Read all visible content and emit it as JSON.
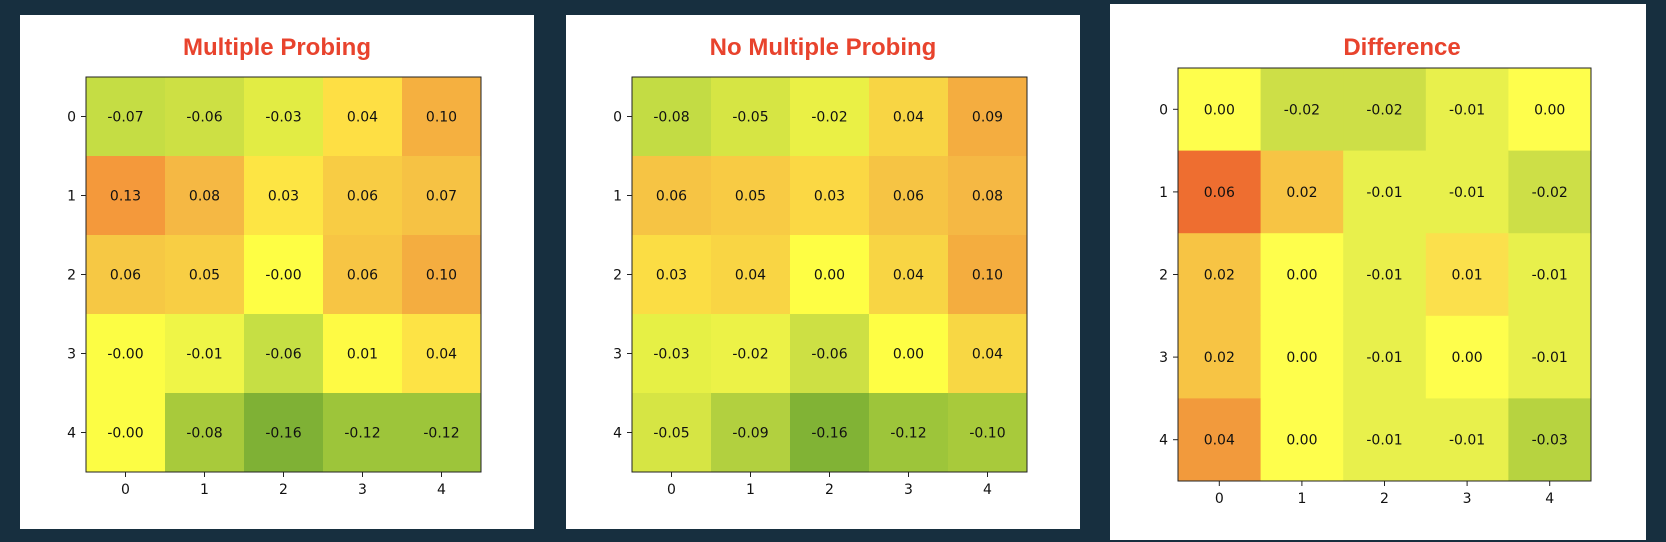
{
  "chart_data": [
    {
      "type": "heatmap",
      "title": "Multiple Probing",
      "x_ticks": [
        "0",
        "1",
        "2",
        "3",
        "4"
      ],
      "y_ticks": [
        "0",
        "1",
        "2",
        "3",
        "4"
      ],
      "values": [
        [
          -0.07,
          -0.06,
          -0.03,
          0.04,
          0.1
        ],
        [
          0.13,
          0.08,
          0.03,
          0.06,
          0.07
        ],
        [
          0.06,
          0.05,
          -0.0,
          0.06,
          0.1
        ],
        [
          -0.0,
          -0.01,
          -0.06,
          0.01,
          0.04
        ],
        [
          -0.0,
          -0.08,
          -0.16,
          -0.12,
          -0.12
        ]
      ],
      "labels": [
        [
          "-0.07",
          "-0.06",
          "-0.03",
          "0.04",
          "0.10"
        ],
        [
          "0.13",
          "0.08",
          "0.03",
          "0.06",
          "0.07"
        ],
        [
          "0.06",
          "0.05",
          "-0.00",
          "0.06",
          "0.10"
        ],
        [
          "-0.00",
          "-0.01",
          "-0.06",
          "0.01",
          "0.04"
        ],
        [
          "-0.00",
          "-0.08",
          "-0.16",
          "-0.12",
          "-0.12"
        ]
      ],
      "colors": [
        [
          "#c5dd44",
          "#cde044",
          "#e2ec44",
          "#fedf44",
          "#f5b040"
        ],
        [
          "#f4993b",
          "#f5b844",
          "#fde544",
          "#f8cc44",
          "#f6c244"
        ],
        [
          "#f6c844",
          "#f8ce44",
          "#fefe44",
          "#f7c544",
          "#f4ad40"
        ],
        [
          "#fcfd44",
          "#eff547",
          "#c6df44",
          "#fefa44",
          "#fde345"
        ],
        [
          "#fcfd44",
          "#a8ca3b",
          "#7fb135",
          "#9dc53a",
          "#9dc53a"
        ]
      ],
      "grid": false
    },
    {
      "type": "heatmap",
      "title": "No Multiple Probing",
      "x_ticks": [
        "0",
        "1",
        "2",
        "3",
        "4"
      ],
      "y_ticks": [
        "0",
        "1",
        "2",
        "3",
        "4"
      ],
      "values": [
        [
          -0.08,
          -0.05,
          -0.02,
          0.04,
          0.09
        ],
        [
          0.06,
          0.05,
          0.03,
          0.06,
          0.08
        ],
        [
          0.03,
          0.04,
          0.0,
          0.04,
          0.1
        ],
        [
          -0.03,
          -0.02,
          -0.06,
          0.0,
          0.04
        ],
        [
          -0.05,
          -0.09,
          -0.16,
          -0.12,
          -0.1
        ]
      ],
      "labels": [
        [
          "-0.08",
          "-0.05",
          "-0.02",
          "0.04",
          "0.09"
        ],
        [
          "0.06",
          "0.05",
          "0.03",
          "0.06",
          "0.08"
        ],
        [
          "0.03",
          "0.04",
          "0.00",
          "0.04",
          "0.10"
        ],
        [
          "-0.03",
          "-0.02",
          "-0.06",
          "0.00",
          "0.04"
        ],
        [
          "-0.05",
          "-0.09",
          "-0.16",
          "-0.12",
          "-0.10"
        ]
      ],
      "colors": [
        [
          "#c3dc44",
          "#d6e544",
          "#eaf045",
          "#f8d544",
          "#f4ad40"
        ],
        [
          "#f6c444",
          "#f8cb44",
          "#fbd844",
          "#f6c444",
          "#f5b844"
        ],
        [
          "#fbdd44",
          "#f9d544",
          "#fefe44",
          "#f8d544",
          "#f4ad3f"
        ],
        [
          "#e6f045",
          "#ecf247",
          "#cde044",
          "#fefe44",
          "#f8d744"
        ],
        [
          "#d6e544",
          "#b2d03f",
          "#81b335",
          "#9dc53a",
          "#a8ca3b"
        ]
      ],
      "grid": false
    },
    {
      "type": "heatmap",
      "title": "Difference",
      "x_ticks": [
        "0",
        "1",
        "2",
        "3",
        "4"
      ],
      "y_ticks": [
        "0",
        "1",
        "2",
        "3",
        "4"
      ],
      "values": [
        [
          0.0,
          -0.02,
          -0.02,
          -0.01,
          0.0
        ],
        [
          0.06,
          0.02,
          -0.01,
          -0.01,
          -0.02
        ],
        [
          0.02,
          0.0,
          -0.01,
          0.01,
          -0.01
        ],
        [
          0.02,
          0.0,
          -0.01,
          0.0,
          -0.01
        ],
        [
          0.04,
          0.0,
          -0.01,
          -0.01,
          -0.03
        ]
      ],
      "labels": [
        [
          "0.00",
          "-0.02",
          "-0.02",
          "-0.01",
          "0.00"
        ],
        [
          "0.06",
          "0.02",
          "-0.01",
          "-0.01",
          "-0.02"
        ],
        [
          "0.02",
          "0.00",
          "-0.01",
          "0.01",
          "-0.01"
        ],
        [
          "0.02",
          "0.00",
          "-0.01",
          "0.00",
          "-0.01"
        ],
        [
          "0.04",
          "0.00",
          "-0.01",
          "-0.01",
          "-0.03"
        ]
      ],
      "colors": [
        [
          "#fefe4c",
          "#cddf47",
          "#cddf47",
          "#e8f04c",
          "#fefe4c"
        ],
        [
          "#ee6e30",
          "#f7c444",
          "#e8f04c",
          "#e8f04c",
          "#cddf47"
        ],
        [
          "#f7c444",
          "#fefe4c",
          "#e8f04c",
          "#fbe04c",
          "#e8f04c"
        ],
        [
          "#f7c444",
          "#fefe4c",
          "#e8f04c",
          "#fefe4c",
          "#e8f04c"
        ],
        [
          "#f29a3c",
          "#fefe4c",
          "#e8f04c",
          "#e8f04c",
          "#b7d340"
        ]
      ],
      "grid": false
    }
  ]
}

*****

In the records above, how many lines contain the string "title"? State that number only.

3